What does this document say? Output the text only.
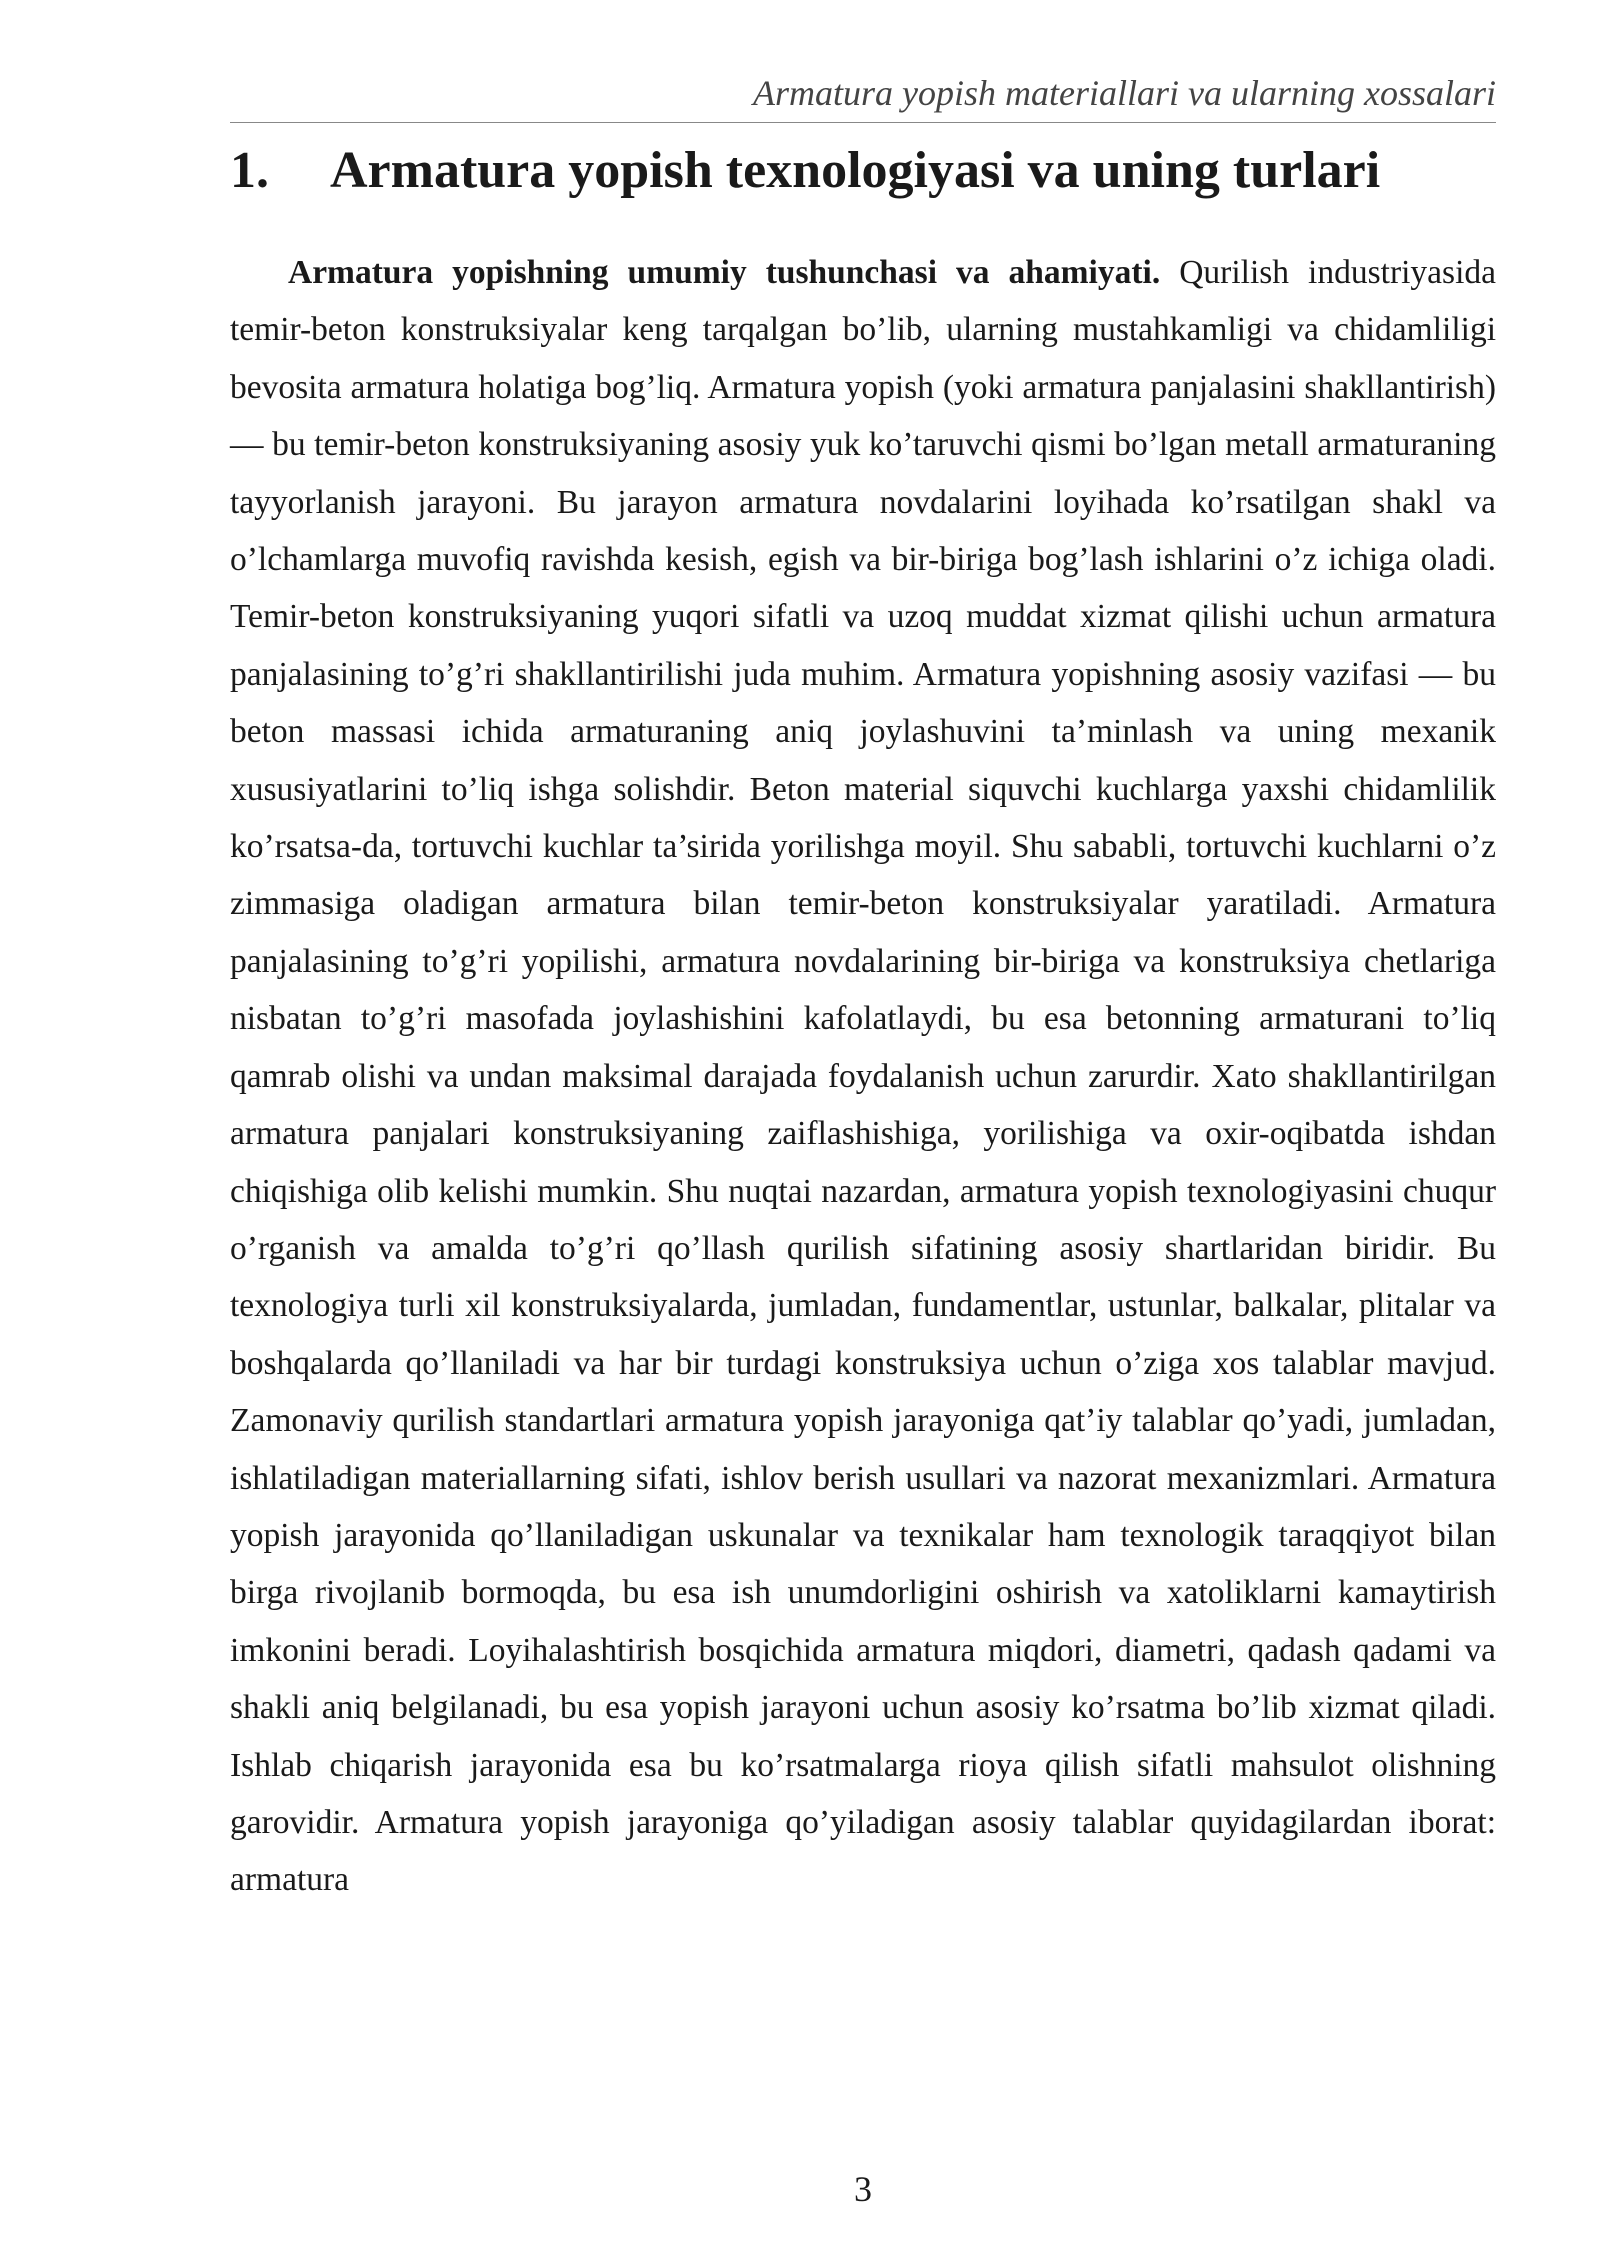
Armatura yopish materiallari va ularning xossalari
1. Armatura yopish texnologiyasi va uning turlari

Armatura yopishning umumiy tushunchasi va ahamiyati. Qurilish industriyasida temir-beton konstruksiyalar keng tarqalgan bo’lib, ularning mustahkamligi va chidamliligi bevosita armatura holatiga bog’liq. Armatura yopish (yoki armatura panjalasini shakllantirish) — bu temir-beton konstruksiyaning asosiy yuk ko’taruvchi qismi bo’lgan metall armaturaning tayyorlanish jarayoni. Bu jarayon armatura novdalarini loyihada ko’rsatilgan shakl va o’lchamlarga muvofiq ravishda kesish, egish va bir-biriga bog’lash ishlarini o’z ichiga oladi. Temir-beton konstruksiyaning yuqori sifatli va uzoq muddat xizmat qilishi uchun armatura panjalasining to’g’ri shakllantirilishi juda muhim. Armatura yopishning asosiy vazifasi — bu beton massasi ichida armaturaning aniq joylashuvini ta’minlash va uning mexanik xususiyatlarini to’liq ishga solishdir. Beton material siquvchi kuchlarga yaxshi chidamlilik ko’rsatsa-da, tortuvchi kuchlar ta’sirida yorilishga moyil. Shu sababli, tortuvchi kuchlarni o’z zimmasiga oladigan armatura bilan temir-beton konstruksiyalar yaratiladi. Armatura panjalasining to’g’ri yopilishi, armatura novdalarining bir-biriga va konstruksiya chetlariga nisbatan to’g’ri masofada joylashishini kafolatlaydi, bu esa betonning armaturani to’liq qamrab olishi va undan maksimal darajada foydalanish uchun zarurdir. Xato shakllantirilgan armatura panjalari konstruksiyaning zaiflashishiga, yorilishiga va oxir-oqibatda ishdan chiqishiga olib kelishi mumkin. Shu nuqtai nazardan, armatura yopish texnologiyasini chuqur o’rganish va amalda to’g’ri qo’llash qurilish sifatining asosiy shartlaridan biridir. Bu texnologiya turli xil konstruksiyalarda, jumladan, fundamentlar, ustunlar, balkalar, plitalar va boshqalarda qo’llaniladi va har bir turdagi konstruksiya uchun o’ziga xos talablar mavjud. Zamonaviy qurilish standartlari armatura yopish jarayoniga qat’iy talablar qo’yadi, jumladan, ishlatiladigan materiallarning sifati, ishlov berish usullari va nazorat mexanizmlari. Armatura yopish jarayonida qo’llaniladigan uskunalar va texnikalar ham texnologik taraqqiyot bilan birga rivojlanib bormoqda, bu esa ish unumdorligini oshirish va xatoliklarni kamaytirish imkonini beradi. Loyihalashtirish bosqichida armatura miqdori, diametri, qadash qadami va shakli aniq belgilanadi, bu esa yopish jarayoni uchun asosiy ko’rsatma bo’lib xizmat qiladi. Ishlab chiqarish jarayonida esa bu ko’rsatmalarga rioya qilish sifatli mahsulot olishning garovidir. Armatura yopish jarayoniga qo’yiladigan asosiy talablar quyidagilardan iborat: armatura

3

■ Objective
Would you set down the listing exactly, omitting pictures?

■ Full output
What does this document say? Output the text only.
Armatura yopish materiallari va ularning xossalari
1. Armatura yopish texnologiyasi va uning turlari

Armatura yopishning umumiy tushunchasi va ahamiyati. Qurilish industriyasida temir-beton konstruksiyalar keng tarqalgan bo’lib, ularning mustahkamligi va chidamliligi bevosita armatura holatiga bog’liq. Armatura yopish (yoki armatura panjalasini shakllantirish) — bu temir-beton konstruksiyaning asosiy yuk ko’taruvchi qismi bo’lgan metall armaturaning tayyorlanish jarayoni. Bu jarayon armatura novdalarini loyihada ko’rsatilgan shakl va o’lchamlarga muvofiq ravishda kesish, egish va bir-biriga bog’lash ishlarini o’z ichiga oladi. Temir-beton konstruksiyaning yuqori sifatli va uzoq muddat xizmat qilishi uchun armatura panjalasining to’g’ri shakllantirilishi juda muhim. Armatura yopishning asosiy vazifasi — bu beton massasi ichida armaturaning aniq joylashuvini ta’minlash va uning mexanik xususiyatlarini to’liq ishga solishdir. Beton material siquvchi kuchlarga yaxshi chidamlilik ko’rsatsa-da, tortuvchi kuchlar ta’sirida yorilishga moyil. Shu sababli, tortuvchi kuchlarni o’z zimmasiga oladigan armatura bilan temir-beton konstruksiyalar yaratiladi. Armatura panjalasining to’g’ri yopilishi, armatura novdalarining bir-biriga va konstruksiya chetlariga nisbatan to’g’ri masofada joylashishini kafolatlaydi, bu esa betonning armaturani to’liq qamrab olishi va undan maksimal darajada foydalanish uchun zarurdir. Xato shakllantirilgan armatura panjalari konstruksiyaning zaiflashishiga, yorilishiga va oxir-oqibatda ishdan chiqishiga olib kelishi mumkin. Shu nuqtai nazardan, armatura yopish texnologiyasini chuqur o’rganish va amalda to’g’ri qo’llash qurilish sifatining asosiy shartlaridan biridir. Bu texnologiya turli xil konstruksiyalarda, jumladan, fundamentlar, ustunlar, balkalar, plitalar va boshqalarda qo’llaniladi va har bir turdagi konstruksiya uchun o’ziga xos talablar mavjud. Zamonaviy qurilish standartlari armatura yopish jarayoniga qat’iy talablar qo’yadi, jumladan, ishlatiladigan materiallarning sifati, ishlov berish usullari va nazorat mexanizmlari. Armatura yopish jarayonida qo’llaniladigan uskunalar va texnikalar ham texnologik taraqqiyot bilan birga rivojlanib bormoqda, bu esa ish unumdorligini oshirish va xatoliklarni kamaytirish imkonini beradi. Loyihalashtirish bosqichida armatura miqdori, diametri, qadash qadami va shakli aniq belgilanadi, bu esa yopish jarayoni uchun asosiy ko’rsatma bo’lib xizmat qiladi. Ishlab chiqarish jarayonida esa bu ko’rsatmalarga rioya qilish sifatli mahsulot olishning garovidir. Armatura yopish jarayoniga qo’yiladigan asosiy talablar quyidagilardan iborat: armatura

3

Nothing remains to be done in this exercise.